◆ **What is required**
Locate the string "text" in the listing below. Copy every line where it is found.

## BEGIN

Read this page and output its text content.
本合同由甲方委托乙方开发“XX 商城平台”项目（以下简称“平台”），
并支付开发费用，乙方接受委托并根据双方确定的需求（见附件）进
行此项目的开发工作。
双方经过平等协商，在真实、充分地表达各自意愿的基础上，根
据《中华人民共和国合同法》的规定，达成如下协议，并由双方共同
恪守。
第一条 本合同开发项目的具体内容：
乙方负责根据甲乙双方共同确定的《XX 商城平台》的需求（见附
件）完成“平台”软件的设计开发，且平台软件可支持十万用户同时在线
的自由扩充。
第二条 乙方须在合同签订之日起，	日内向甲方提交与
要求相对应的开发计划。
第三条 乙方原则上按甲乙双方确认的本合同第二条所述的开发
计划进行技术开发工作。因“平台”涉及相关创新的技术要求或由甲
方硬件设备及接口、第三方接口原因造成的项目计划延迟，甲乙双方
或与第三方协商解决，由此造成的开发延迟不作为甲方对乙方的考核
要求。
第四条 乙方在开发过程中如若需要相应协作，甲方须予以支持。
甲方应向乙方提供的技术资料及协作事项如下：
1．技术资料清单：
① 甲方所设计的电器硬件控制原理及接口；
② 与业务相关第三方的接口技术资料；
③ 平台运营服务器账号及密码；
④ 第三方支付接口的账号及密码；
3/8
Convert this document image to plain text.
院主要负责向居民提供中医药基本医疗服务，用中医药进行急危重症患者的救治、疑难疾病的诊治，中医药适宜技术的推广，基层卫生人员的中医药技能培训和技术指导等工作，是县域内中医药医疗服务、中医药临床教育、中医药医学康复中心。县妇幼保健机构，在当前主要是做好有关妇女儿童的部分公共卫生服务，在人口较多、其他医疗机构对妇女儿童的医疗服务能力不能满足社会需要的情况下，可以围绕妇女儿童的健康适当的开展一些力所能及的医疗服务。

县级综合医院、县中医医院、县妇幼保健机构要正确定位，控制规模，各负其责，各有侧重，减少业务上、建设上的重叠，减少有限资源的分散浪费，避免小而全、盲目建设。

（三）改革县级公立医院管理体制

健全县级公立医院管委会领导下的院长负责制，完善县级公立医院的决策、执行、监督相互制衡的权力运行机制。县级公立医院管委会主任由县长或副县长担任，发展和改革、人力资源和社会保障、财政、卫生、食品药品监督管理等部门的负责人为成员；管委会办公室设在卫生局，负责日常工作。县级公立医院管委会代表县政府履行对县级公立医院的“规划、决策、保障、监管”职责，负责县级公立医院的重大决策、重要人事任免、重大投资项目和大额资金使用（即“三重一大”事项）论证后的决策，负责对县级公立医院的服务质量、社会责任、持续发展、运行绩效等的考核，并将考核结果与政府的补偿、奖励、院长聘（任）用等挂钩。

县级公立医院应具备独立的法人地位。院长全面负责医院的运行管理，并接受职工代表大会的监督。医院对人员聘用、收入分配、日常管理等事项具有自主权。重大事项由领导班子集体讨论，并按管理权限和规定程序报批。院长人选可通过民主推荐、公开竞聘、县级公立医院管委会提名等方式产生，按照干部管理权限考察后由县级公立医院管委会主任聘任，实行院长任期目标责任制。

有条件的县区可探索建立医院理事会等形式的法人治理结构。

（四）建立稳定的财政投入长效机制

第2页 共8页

## END

◆ **Exercise answer**
Read this page and output its text content.
Convert this document image to plain text.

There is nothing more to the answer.